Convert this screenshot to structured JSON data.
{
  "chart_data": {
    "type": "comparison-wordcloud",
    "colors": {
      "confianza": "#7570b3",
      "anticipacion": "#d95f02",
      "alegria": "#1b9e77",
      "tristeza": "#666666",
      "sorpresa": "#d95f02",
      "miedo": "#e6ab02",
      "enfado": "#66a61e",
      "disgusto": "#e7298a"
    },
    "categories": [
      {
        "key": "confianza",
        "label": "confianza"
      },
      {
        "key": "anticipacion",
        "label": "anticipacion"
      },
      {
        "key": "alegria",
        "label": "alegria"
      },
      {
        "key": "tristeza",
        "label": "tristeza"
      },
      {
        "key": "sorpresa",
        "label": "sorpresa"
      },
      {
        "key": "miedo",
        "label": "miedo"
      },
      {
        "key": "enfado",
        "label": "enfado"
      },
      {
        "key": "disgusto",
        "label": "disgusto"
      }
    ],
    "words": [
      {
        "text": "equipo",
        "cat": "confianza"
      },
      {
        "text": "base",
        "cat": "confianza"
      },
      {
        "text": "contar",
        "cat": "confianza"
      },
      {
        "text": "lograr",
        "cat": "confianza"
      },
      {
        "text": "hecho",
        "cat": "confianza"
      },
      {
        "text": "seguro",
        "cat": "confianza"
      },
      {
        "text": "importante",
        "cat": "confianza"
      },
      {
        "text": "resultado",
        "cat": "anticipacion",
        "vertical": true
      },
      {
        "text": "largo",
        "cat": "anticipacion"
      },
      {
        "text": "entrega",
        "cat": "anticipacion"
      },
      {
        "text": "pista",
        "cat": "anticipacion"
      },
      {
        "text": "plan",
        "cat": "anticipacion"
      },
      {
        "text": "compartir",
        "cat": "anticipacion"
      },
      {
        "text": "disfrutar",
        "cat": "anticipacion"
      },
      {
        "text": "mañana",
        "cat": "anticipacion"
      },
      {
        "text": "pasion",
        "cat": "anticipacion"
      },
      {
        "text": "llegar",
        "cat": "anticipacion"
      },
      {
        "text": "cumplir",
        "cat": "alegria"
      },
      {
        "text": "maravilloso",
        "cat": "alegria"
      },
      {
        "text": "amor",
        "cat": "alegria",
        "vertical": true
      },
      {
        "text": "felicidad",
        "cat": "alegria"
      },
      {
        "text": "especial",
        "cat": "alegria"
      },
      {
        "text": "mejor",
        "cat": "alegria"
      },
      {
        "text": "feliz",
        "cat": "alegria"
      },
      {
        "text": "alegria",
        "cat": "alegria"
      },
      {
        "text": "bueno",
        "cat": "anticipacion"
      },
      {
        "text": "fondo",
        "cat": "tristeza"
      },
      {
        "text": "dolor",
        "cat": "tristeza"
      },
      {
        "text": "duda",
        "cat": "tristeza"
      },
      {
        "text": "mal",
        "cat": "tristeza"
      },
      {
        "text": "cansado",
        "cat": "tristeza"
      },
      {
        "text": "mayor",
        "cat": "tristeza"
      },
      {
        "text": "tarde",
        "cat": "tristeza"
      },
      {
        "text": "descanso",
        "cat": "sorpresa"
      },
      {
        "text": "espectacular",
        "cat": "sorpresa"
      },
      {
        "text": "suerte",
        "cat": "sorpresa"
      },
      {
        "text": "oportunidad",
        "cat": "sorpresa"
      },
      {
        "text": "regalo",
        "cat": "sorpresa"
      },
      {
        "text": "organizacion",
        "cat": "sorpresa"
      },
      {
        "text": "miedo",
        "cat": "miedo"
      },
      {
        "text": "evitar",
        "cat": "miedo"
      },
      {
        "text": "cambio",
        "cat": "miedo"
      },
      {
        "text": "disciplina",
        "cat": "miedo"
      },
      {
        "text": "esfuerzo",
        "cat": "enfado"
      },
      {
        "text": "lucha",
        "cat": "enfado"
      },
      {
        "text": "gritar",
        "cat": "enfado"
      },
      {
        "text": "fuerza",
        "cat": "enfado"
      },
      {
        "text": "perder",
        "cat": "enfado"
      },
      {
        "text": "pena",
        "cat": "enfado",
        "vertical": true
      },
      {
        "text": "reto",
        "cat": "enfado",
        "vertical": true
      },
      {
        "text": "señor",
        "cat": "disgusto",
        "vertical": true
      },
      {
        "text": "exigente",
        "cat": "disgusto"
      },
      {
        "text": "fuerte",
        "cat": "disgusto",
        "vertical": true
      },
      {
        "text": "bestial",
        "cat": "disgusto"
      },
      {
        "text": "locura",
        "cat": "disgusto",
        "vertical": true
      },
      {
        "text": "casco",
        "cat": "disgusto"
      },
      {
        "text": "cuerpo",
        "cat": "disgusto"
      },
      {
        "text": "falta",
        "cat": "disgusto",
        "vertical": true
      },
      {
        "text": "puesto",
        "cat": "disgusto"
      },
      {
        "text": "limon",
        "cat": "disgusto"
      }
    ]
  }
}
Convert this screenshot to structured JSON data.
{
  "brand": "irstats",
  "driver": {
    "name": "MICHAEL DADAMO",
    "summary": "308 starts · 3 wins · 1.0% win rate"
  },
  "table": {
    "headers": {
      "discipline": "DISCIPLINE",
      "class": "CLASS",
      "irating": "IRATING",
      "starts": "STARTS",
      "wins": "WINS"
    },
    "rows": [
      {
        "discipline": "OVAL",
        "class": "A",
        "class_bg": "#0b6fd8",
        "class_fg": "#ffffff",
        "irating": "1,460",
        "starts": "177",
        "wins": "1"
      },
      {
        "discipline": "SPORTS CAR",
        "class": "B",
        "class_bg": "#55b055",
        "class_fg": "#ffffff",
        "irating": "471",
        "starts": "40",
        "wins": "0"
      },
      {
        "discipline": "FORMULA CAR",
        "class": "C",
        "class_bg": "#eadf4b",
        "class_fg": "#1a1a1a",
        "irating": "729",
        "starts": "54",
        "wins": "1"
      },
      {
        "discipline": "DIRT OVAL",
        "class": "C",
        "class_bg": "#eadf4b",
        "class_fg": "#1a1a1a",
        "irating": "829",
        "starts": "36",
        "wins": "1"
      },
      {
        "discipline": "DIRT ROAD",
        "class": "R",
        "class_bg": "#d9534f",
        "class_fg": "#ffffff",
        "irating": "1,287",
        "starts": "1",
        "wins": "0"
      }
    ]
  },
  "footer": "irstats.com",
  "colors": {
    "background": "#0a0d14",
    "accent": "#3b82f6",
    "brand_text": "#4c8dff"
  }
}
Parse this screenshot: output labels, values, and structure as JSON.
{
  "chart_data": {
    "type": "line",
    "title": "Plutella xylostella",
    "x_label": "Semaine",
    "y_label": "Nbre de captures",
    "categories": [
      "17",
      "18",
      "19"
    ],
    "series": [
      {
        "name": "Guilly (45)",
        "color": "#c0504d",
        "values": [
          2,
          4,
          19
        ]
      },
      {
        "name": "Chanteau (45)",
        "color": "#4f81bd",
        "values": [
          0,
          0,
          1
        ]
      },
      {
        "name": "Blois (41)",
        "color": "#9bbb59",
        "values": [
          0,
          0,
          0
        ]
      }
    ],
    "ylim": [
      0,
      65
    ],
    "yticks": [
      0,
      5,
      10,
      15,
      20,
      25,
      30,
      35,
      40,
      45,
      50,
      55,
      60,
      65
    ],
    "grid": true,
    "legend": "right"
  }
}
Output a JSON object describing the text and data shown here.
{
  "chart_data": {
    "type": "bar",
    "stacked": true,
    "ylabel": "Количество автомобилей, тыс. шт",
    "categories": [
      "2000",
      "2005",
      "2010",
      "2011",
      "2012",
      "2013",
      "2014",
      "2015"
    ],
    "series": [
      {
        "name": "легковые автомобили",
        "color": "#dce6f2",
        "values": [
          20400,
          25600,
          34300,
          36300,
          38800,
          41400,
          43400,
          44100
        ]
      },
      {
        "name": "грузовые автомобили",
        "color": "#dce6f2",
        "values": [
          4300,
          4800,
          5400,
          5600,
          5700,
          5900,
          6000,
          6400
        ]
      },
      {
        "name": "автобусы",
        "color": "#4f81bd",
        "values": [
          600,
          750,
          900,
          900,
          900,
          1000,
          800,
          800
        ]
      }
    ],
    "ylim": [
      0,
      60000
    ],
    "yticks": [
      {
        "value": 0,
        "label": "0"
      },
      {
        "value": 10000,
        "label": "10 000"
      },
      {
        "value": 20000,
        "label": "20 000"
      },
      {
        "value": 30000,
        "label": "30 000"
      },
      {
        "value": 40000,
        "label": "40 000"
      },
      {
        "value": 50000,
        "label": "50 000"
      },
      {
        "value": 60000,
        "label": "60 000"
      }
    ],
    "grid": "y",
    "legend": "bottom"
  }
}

* Given problem:
Leave out every line before the one containing "Output a JSON"; set down that line and all remaining lines of the material exactly.

* Correct output:
Output a JSON object describing the text and data shown here.
{
  "chart_data": {
    "type": "bar",
    "stacked": true,
    "ylabel": "Количество автомобилей, тыс. шт",
    "categories": [
      "2000",
      "2005",
      "2010",
      "2011",
      "2012",
      "2013",
      "2014",
      "2015"
    ],
    "series": [
      {
        "name": "легковые автомобили",
        "color": "#dce6f2",
        "values": [
          20400,
          25600,
          34300,
          36300,
          38800,
          41400,
          43400,
          44100
        ]
      },
      {
        "name": "грузовые автомобили",
        "color": "#dce6f2",
        "values": [
          4300,
          4800,
          5400,
          5600,
          5700,
          5900,
          6000,
          6400
        ]
      },
      {
        "name": "автобусы",
        "color": "#4f81bd",
        "values": [
          600,
          750,
          900,
          900,
          900,
          1000,
          800,
          800
        ]
      }
    ],
    "ylim": [
      0,
      60000
    ],
    "yticks": [
      {
        "value": 0,
        "label": "0"
      },
      {
        "value": 10000,
        "label": "10 000"
      },
      {
        "value": 20000,
        "label": "20 000"
      },
      {
        "value": 30000,
        "label": "30 000"
      },
      {
        "value": 40000,
        "label": "40 000"
      },
      {
        "value": 50000,
        "label": "50 000"
      },
      {
        "value": 60000,
        "label": "60 000"
      }
    ],
    "grid": "y",
    "legend": "bottom"
  }
}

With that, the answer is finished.